*Task directions:*
Wherever a line below holds the word "funds", copy that line.

(Figure dataset records)
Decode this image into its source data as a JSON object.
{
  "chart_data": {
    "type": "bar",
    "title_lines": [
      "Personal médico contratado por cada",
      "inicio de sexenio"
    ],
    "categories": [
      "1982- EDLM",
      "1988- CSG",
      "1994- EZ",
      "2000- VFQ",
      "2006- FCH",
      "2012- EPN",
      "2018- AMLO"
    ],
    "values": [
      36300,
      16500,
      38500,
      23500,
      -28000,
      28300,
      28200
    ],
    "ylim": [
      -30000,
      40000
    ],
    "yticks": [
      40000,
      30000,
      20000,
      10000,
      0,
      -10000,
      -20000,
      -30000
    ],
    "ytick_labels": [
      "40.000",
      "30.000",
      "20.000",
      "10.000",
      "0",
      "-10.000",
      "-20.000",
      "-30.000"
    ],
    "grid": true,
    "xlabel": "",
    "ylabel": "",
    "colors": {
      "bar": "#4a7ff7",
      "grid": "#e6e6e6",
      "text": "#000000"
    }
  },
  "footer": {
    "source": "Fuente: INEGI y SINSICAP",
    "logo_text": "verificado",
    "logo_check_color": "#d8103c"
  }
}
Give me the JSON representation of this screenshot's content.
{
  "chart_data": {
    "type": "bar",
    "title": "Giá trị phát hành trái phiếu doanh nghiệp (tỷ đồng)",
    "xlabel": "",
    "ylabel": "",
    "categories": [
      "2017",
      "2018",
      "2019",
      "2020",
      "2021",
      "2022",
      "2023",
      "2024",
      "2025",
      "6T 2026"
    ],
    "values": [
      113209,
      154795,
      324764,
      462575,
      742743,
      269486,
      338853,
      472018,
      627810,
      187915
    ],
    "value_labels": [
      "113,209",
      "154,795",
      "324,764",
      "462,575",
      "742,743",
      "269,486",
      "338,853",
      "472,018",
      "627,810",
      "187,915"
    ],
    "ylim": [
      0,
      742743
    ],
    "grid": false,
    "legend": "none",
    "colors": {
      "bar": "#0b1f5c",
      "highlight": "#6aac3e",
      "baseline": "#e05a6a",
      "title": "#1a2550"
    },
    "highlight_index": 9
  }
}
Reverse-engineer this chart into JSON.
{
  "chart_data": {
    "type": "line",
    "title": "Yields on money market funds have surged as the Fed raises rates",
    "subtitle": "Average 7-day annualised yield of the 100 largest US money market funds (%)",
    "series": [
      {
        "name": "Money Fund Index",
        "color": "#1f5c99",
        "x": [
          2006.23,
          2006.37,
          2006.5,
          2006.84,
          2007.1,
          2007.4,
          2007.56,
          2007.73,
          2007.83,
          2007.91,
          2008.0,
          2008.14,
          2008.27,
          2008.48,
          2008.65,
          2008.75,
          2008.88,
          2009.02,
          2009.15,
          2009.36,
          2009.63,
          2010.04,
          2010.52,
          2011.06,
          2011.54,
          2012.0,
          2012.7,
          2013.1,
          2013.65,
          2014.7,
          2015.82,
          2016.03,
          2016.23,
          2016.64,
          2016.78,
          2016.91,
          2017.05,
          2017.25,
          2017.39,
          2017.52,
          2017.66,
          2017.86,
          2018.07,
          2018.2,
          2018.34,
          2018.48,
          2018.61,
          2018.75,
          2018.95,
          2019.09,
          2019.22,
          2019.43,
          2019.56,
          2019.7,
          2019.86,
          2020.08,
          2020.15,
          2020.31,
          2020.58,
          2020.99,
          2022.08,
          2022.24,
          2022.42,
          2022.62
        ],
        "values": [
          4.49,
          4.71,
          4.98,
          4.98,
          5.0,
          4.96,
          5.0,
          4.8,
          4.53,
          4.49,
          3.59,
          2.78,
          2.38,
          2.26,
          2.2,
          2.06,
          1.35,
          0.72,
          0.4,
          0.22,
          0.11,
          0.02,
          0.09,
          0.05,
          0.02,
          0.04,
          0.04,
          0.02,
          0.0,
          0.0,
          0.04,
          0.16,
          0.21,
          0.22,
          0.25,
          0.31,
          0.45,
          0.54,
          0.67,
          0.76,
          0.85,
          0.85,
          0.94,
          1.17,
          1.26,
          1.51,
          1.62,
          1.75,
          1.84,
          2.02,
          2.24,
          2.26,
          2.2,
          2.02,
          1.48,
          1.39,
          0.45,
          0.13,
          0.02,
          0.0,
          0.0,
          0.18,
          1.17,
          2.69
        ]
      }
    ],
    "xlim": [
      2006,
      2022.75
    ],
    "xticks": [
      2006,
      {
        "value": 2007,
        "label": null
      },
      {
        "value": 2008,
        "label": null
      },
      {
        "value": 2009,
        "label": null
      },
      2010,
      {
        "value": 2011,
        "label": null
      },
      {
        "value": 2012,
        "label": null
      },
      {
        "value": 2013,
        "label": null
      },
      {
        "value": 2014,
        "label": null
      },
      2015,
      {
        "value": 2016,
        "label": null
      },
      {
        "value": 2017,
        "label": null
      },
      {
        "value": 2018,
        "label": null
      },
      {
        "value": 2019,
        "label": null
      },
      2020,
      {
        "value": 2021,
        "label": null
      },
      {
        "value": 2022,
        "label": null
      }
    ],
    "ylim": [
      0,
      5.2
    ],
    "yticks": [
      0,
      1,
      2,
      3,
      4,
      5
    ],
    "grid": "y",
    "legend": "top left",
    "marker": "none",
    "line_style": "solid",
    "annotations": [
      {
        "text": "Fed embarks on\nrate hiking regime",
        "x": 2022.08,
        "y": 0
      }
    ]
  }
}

*Solved problem:*
    "title": "Yields on money market funds have surged as the Fed raises rates",
    "subtitle": "Average 7-day annualised yield of the 100 largest US money market funds (%)",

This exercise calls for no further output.